Please copy out, unchanged, the lines of the items below, starting at the line that contains "215, 170, 246]" and ending at the line that contains "1540, 172, 1575]", both ends included.

▶ Material to process
+-------+

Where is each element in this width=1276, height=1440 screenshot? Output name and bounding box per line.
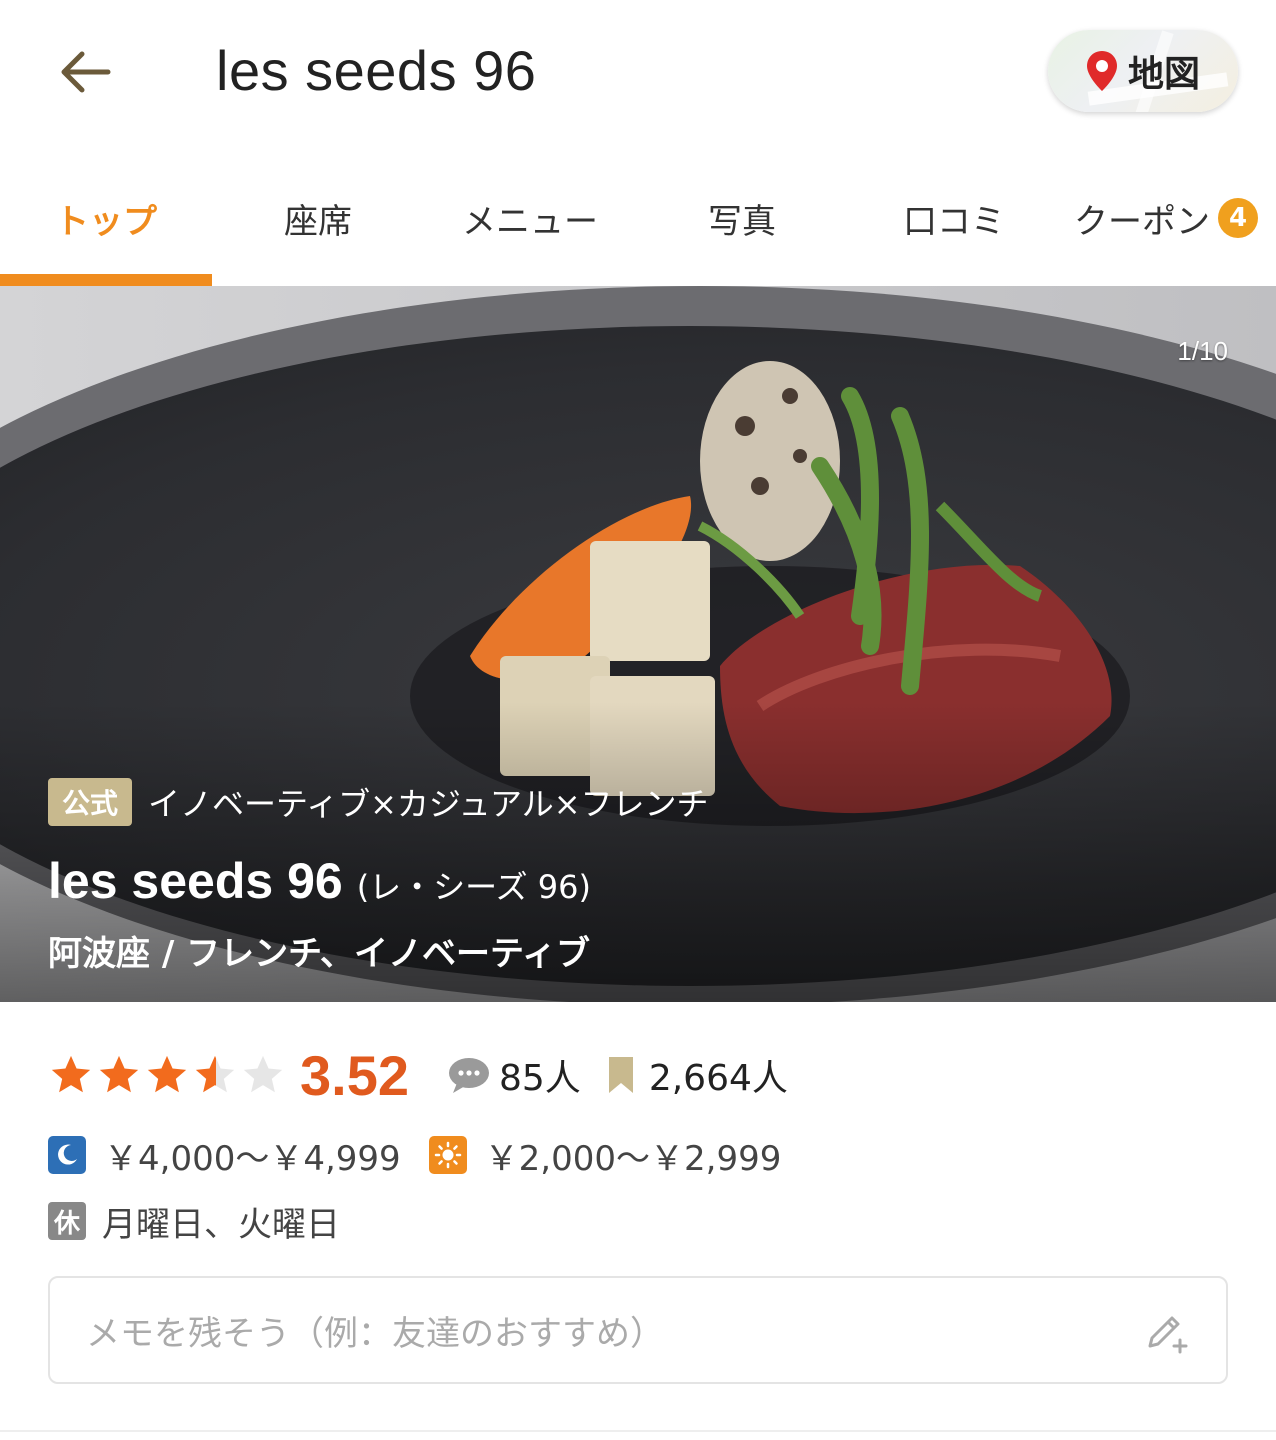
lunch-price: ￥2,000～￥2,999 (484, 1138, 782, 1179)
tab-top[interactable]: トップ (0, 150, 212, 286)
tab-label: 口コミ (903, 201, 1005, 242)
map-button-label: 地図 (1128, 54, 1201, 95)
restaurant-name-text: les seeds 96 (48, 853, 343, 909)
review-count[interactable]: 85人 (447, 1049, 581, 1101)
comment-icon (449, 1058, 489, 1093)
dinner-price: ￥4,000～￥4,999 (104, 1138, 401, 1179)
arrow-left-icon (61, 51, 111, 93)
rating-stars (48, 1052, 286, 1098)
tab-label: 写真 (708, 201, 776, 242)
tab-coupons[interactable]: クーポン 4 (1060, 150, 1272, 286)
page-title: les seeds 96 (216, 39, 537, 102)
restaurant-name-kana: (レ・シーズ 96) (356, 868, 591, 906)
star-empty-icon (243, 1055, 283, 1093)
area-genre: 阿波座 / フレンチ、イノベーティブ (48, 934, 591, 974)
price-row: ￥4,000～￥4,999 ￥2,000～￥2,999 (48, 1130, 781, 1180)
map-button[interactable]: 地図 (1048, 30, 1238, 112)
tab-label: メニュー (462, 201, 598, 242)
divider (0, 1430, 1276, 1432)
tab-label: 座席 (284, 201, 352, 242)
official-row: 公式 イノベーティブ×カジュアル×フレンチ (48, 778, 709, 826)
photo-counter: 1/10 (1177, 336, 1228, 366)
map-pin-icon (1087, 51, 1117, 91)
holiday-row: 休 月曜日、火曜日 (48, 1196, 340, 1246)
hero-photo-carousel[interactable]: 1/10 公式 イノベーティブ×カジュアル×フレンチ les seeds 96 … (0, 286, 1276, 1002)
sun-icon (428, 1136, 467, 1174)
save-count[interactable]: 2,664人 (607, 1049, 788, 1101)
review-count-value: 85人 (499, 1058, 581, 1099)
coupon-count-badge: 4 (1218, 198, 1258, 238)
memo-input[interactable]: メモを残そう（例：友達のおすすめ） (48, 1276, 1228, 1384)
tab-reviews[interactable]: 口コミ (848, 150, 1060, 286)
tab-seats[interactable]: 座席 (212, 150, 424, 286)
memo-placeholder: メモを残そう（例：友達のおすすめ） (86, 1313, 664, 1354)
tab-bar: トップ 座席 メニュー 写真 口コミ クーポン 4 (0, 150, 1276, 286)
holiday-days: 月曜日、火曜日 (102, 1204, 340, 1245)
bookmark-icon (608, 1057, 633, 1093)
tab-photos[interactable]: 写真 (636, 150, 848, 286)
tab-label: トップ (55, 201, 157, 242)
rating-score: 3.52 (300, 1043, 409, 1107)
star-icon (99, 1055, 139, 1093)
official-badge: 公式 (48, 778, 133, 826)
restaurant-catchcopy: イノベーティブ×カジュアル×フレンチ (148, 785, 709, 823)
tab-label: クーポン (1074, 201, 1210, 242)
holiday-icon: 休 (48, 1202, 86, 1240)
star-icon (147, 1055, 187, 1093)
star-half-icon (195, 1055, 235, 1093)
star-icon (51, 1055, 91, 1093)
tab-menu[interactable]: メニュー (424, 150, 636, 286)
edit-pencil-icon[interactable] (1142, 1308, 1190, 1356)
restaurant-name: les seeds 96 (レ・シーズ 96) (48, 852, 591, 910)
app-header: les seeds 96 地図 (0, 0, 1276, 150)
rating-row: 3.52 85人 2,664人 (48, 1040, 788, 1110)
moon-icon (48, 1136, 86, 1174)
back-button[interactable] (52, 40, 116, 104)
save-count-value: 2,664人 (648, 1058, 788, 1099)
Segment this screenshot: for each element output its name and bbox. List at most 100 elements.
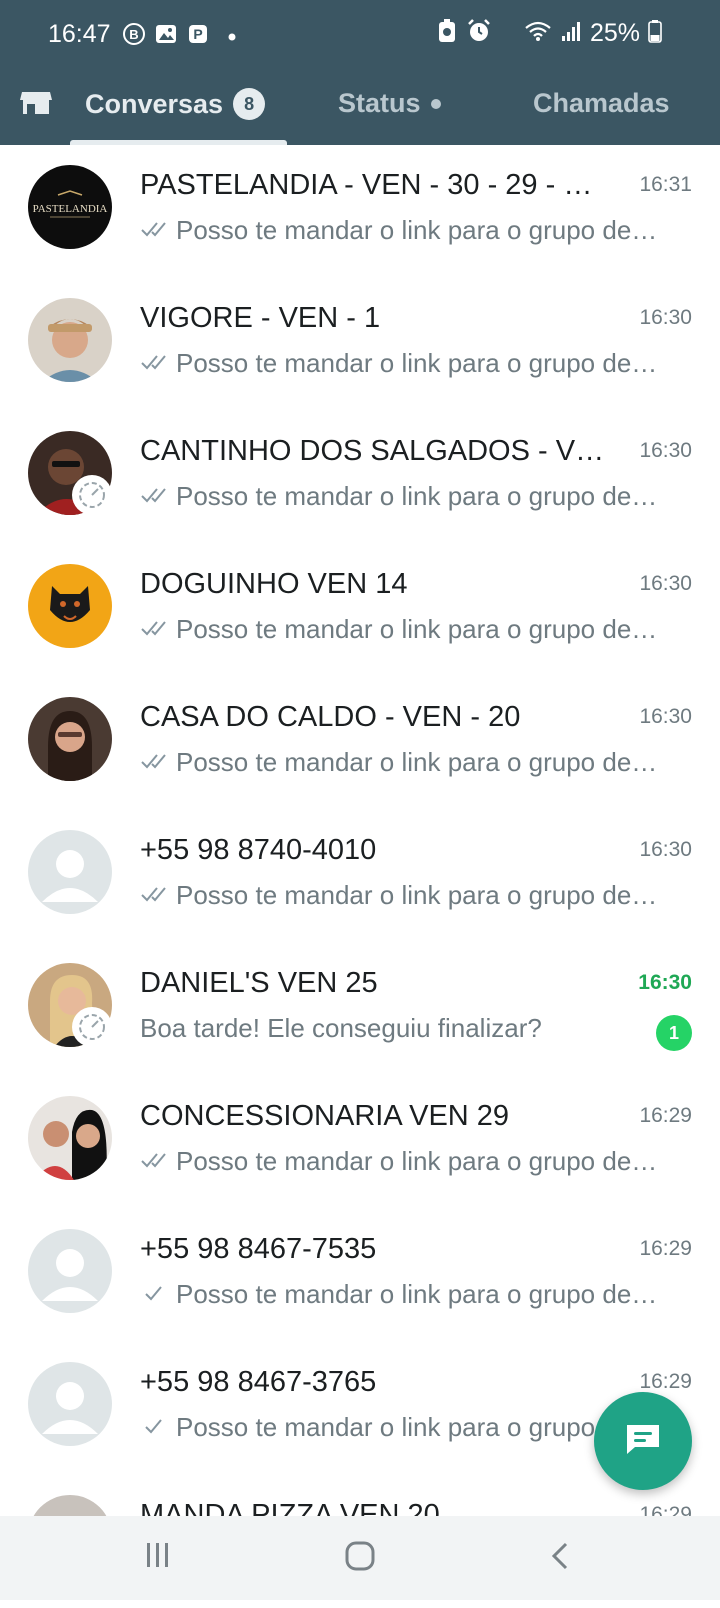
double-check-icon	[140, 215, 170, 246]
chat-row[interactable]: CASA DO CALDO - VEN - 20 16:30 Posso te …	[0, 677, 720, 810]
svg-text:P: P	[193, 26, 202, 42]
signal-icon	[560, 20, 582, 47]
default-avatar-icon[interactable]	[28, 1229, 112, 1313]
tab-conversas-label: Conversas	[85, 88, 224, 119]
chat-time: 16:30	[639, 439, 692, 462]
status-ring-icon	[72, 475, 112, 515]
chat-preview: Posso te mandar o link para o grupo de v…	[140, 747, 660, 778]
gallery-icon	[154, 22, 178, 51]
double-check-icon	[140, 1146, 170, 1177]
chat-preview: Posso te mandar o link para o grupo de v…	[140, 1279, 660, 1310]
chat-preview-text: Boa tarde! Ele conseguiu finalizar?	[140, 1013, 542, 1043]
chat-preview: Posso te mandar o link para o grupo de v…	[140, 348, 660, 379]
double-check-icon	[140, 481, 170, 512]
double-check-icon	[140, 348, 170, 379]
status-bar: 16:47 B P 25%	[0, 0, 720, 72]
double-check-icon	[140, 880, 170, 911]
chat-preview-text: Posso te mandar o link para o grupo de v…	[176, 614, 660, 644]
default-avatar-icon[interactable]	[28, 830, 112, 914]
chat-name: +55 98 8467-7535	[140, 1233, 377, 1265]
chat-time: 16:30	[638, 971, 692, 994]
chat-row[interactable]: +55 98 8740-4010 16:30 Posso te mandar o…	[0, 810, 720, 943]
chat-name: +55 98 8467-3765	[140, 1366, 377, 1398]
chat-preview-text: Posso te mandar o link para o grupo de v…	[176, 880, 660, 910]
single-check-icon	[140, 1412, 170, 1443]
chat-preview-text: Posso te mandar o link para o grupo de v…	[176, 1412, 660, 1442]
new-chat-icon	[623, 1421, 663, 1462]
chat-row[interactable]: VIGORE - VEN - 1 16:30 Posso te mandar o…	[0, 278, 720, 411]
back-icon[interactable]	[548, 1540, 572, 1577]
recent-apps-icon[interactable]	[144, 1540, 172, 1575]
avatar[interactable]	[28, 1096, 112, 1180]
store-icon[interactable]	[18, 84, 54, 125]
chat-row[interactable]: DANIEL'S VEN 25 16:30 Boa tarde! Ele con…	[0, 943, 720, 1076]
p-icon: P	[186, 22, 210, 51]
battery-icon	[648, 19, 662, 48]
avatar[interactable]	[28, 564, 112, 648]
home-icon[interactable]	[344, 1540, 376, 1577]
chat-row[interactable]: PASTELANDIA PASTELANDIA - VEN - 30 - 29 …	[0, 145, 720, 278]
chat-preview: Posso te mandar o link para o grupo de v…	[140, 614, 660, 645]
chat-preview: Posso te mandar o link para o grupo de v…	[140, 880, 660, 911]
chat-preview: Posso te mandar o link para o grupo de v…	[140, 1412, 660, 1443]
chat-time: 16:30	[639, 572, 692, 595]
chat-row[interactable]: CONCESSIONARIA VEN 29 16:29 Posso te man…	[0, 1076, 720, 1209]
battery-percent: 25%	[589, 19, 640, 47]
tab-status-label: Status	[338, 88, 421, 118]
chat-name: CONCESSIONARIA VEN 29	[140, 1100, 510, 1132]
svg-text:B: B	[129, 27, 138, 42]
chat-name: VIGORE - VEN - 1	[140, 302, 381, 334]
chat-row[interactable]: +55 98 8467-7535 16:29 Posso te mandar o…	[0, 1209, 720, 1342]
tab-conversas[interactable]: Conversas 8	[85, 88, 266, 120]
avatar[interactable]	[28, 298, 112, 382]
avatar[interactable]	[28, 697, 112, 781]
new-chat-button[interactable]	[594, 1392, 692, 1490]
tab-chamadas-label: Chamadas	[533, 88, 670, 118]
status-time: 16:47	[48, 20, 111, 48]
unread-chats-badge: 8	[233, 88, 266, 120]
chat-time: 16:29	[639, 1370, 692, 1393]
status-ring-icon	[72, 1007, 112, 1047]
chat-name: +55 98 8740-4010	[140, 834, 377, 866]
chat-preview-text: Posso te mandar o link para o grupo de v…	[176, 1146, 660, 1176]
chat-list: PASTELANDIA PASTELANDIA - VEN - 30 - 29 …	[0, 145, 720, 1608]
chat-row[interactable]: CANTINHO DOS SALGADOS - VEN - 17 16:30 P…	[0, 411, 720, 544]
chat-preview-text: Posso te mandar o link para o grupo de v…	[176, 747, 660, 777]
double-check-icon	[140, 614, 170, 645]
system-nav-bar	[0, 1516, 720, 1600]
alarm-icon	[466, 18, 492, 49]
app-header: 16:47 B P 25% Conversas 8 Status Chamada…	[0, 0, 720, 145]
chat-preview: Posso te mandar o link para o grupo de v…	[140, 481, 660, 512]
chat-preview: Boa tarde! Ele conseguiu finalizar?	[140, 1013, 620, 1044]
double-check-icon	[140, 747, 170, 778]
chat-name: CASA DO CALDO - VEN - 20	[140, 701, 521, 733]
tab-chamadas[interactable]: Chamadas	[533, 88, 670, 119]
tab-bar: Conversas 8 Status Chamadas	[0, 78, 720, 145]
avatar-logo-text: PASTELANDIA	[33, 203, 108, 215]
chat-preview-text: Posso te mandar o link para o grupo de v…	[176, 348, 660, 378]
battery-saver-icon	[436, 18, 458, 49]
unread-count-badge: 1	[656, 1015, 692, 1051]
chat-time: 16:30	[639, 838, 692, 861]
default-avatar-icon[interactable]	[28, 1362, 112, 1446]
chat-preview: Posso te mandar o link para o grupo de v…	[140, 1146, 660, 1177]
avatar[interactable]: PASTELANDIA	[28, 165, 112, 249]
tab-status[interactable]: Status	[338, 88, 441, 119]
chat-row[interactable]: DOGUINHO VEN 14 16:30 Posso te mandar o …	[0, 544, 720, 677]
chat-time: 16:31	[639, 173, 692, 196]
chat-time: 16:29	[639, 1237, 692, 1260]
chat-time: 16:29	[639, 1104, 692, 1127]
chat-name: DOGUINHO VEN 14	[140, 568, 408, 600]
status-update-dot	[430, 98, 441, 109]
chat-preview-text: Posso te mandar o link para o grupo de v…	[176, 481, 660, 511]
single-check-icon	[140, 1279, 170, 1310]
chat-name: CANTINHO DOS SALGADOS - VEN - 17	[140, 435, 610, 467]
chat-preview-text: Posso te mandar o link para o grupo de v…	[176, 215, 660, 245]
chat-time: 16:30	[639, 306, 692, 329]
wifi-icon	[524, 20, 552, 47]
chat-preview-text: Posso te mandar o link para o grupo de v…	[176, 1279, 660, 1309]
b-icon: B	[122, 22, 146, 51]
chat-preview: Posso te mandar o link para o grupo de v…	[140, 215, 660, 246]
chat-time: 16:30	[639, 705, 692, 728]
chat-name: PASTELANDIA - VEN - 30 - 29 - CARNE/FRAN…	[140, 169, 610, 201]
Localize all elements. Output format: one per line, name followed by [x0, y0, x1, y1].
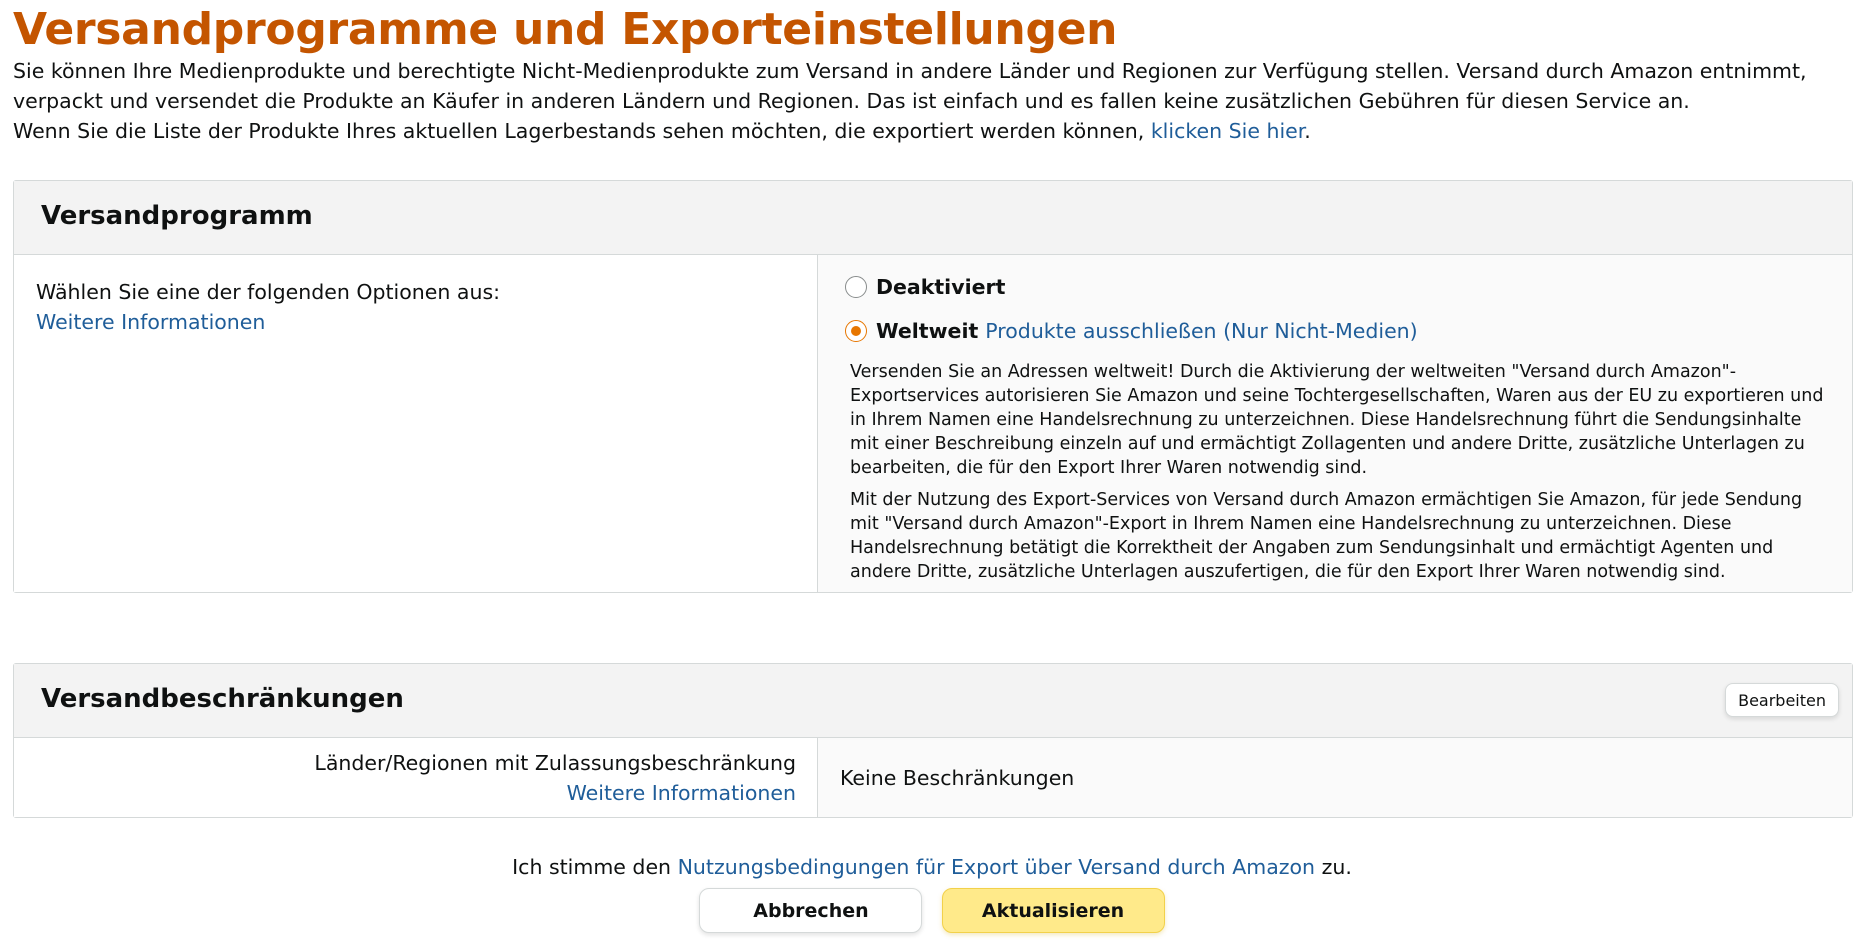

+-------+

▶ Answer to this exercise
double-check-icon	[140, 215, 170, 246]
chat-row[interactable]: CASA DO CALDO - VEN - 20 16:30 Posso te …	[0, 677, 720, 810]
svg-text:P: P	[193, 26, 202, 42]
signal-icon	[560, 20, 582, 47]
default-avatar-icon[interactable]	[28, 1229, 112, 1313]
tab-conversas-label: Conversas	[85, 88, 224, 119]
chat-time: 16:30	[639, 439, 692, 462]
status-ring-icon	[72, 475, 112, 515]
chat-preview: Posso te mandar o link para o grupo de v…	[140, 747, 660, 778]
gallery-icon	[154, 22, 178, 51]
double-check-icon	[140, 1146, 170, 1177]
chat-preview: Posso te mandar o link para o grupo de v…	[140, 1279, 660, 1310]
chat-preview-text: Boa tarde! Ele conseguiu finalizar?	[140, 1013, 542, 1043]
chat-preview: Posso te mandar o link para o grupo de v…	[140, 348, 660, 379]
double-check-icon	[140, 481, 170, 512]
double-check-icon	[140, 348, 170, 379]
status-bar: 16:47 B P 25%	[0, 0, 720, 72]
double-check-icon	[140, 880, 170, 911]
chat-preview-text: Posso te mandar o link para o grupo de v…	[176, 614, 660, 644]
default-avatar-icon[interactable]	[28, 830, 112, 914]
chat-name: +55 98 8467-7535	[140, 1233, 377, 1265]
chat-time: 16:30	[638, 971, 692, 994]
chat-row[interactable]: +55 98 8740-4010 16:30 Posso te mandar o…	[0, 810, 720, 943]
chat-name: +55 98 8467-3765	[140, 1366, 377, 1398]
chat-preview-text: Posso te mandar o link para o grupo de v…	[176, 880, 660, 910]
single-check-icon	[140, 1412, 170, 1443]
chat-preview-text: Posso te mandar o link para o grupo de v…	[176, 1412, 660, 1442]
new-chat-icon	[623, 1421, 663, 1462]
chat-row[interactable]: VIGORE - VEN - 1 16:30 Posso te mandar o…	[0, 278, 720, 411]
back-icon[interactable]	[548, 1540, 572, 1577]
recent-apps-icon[interactable]	[144, 1540, 172, 1575]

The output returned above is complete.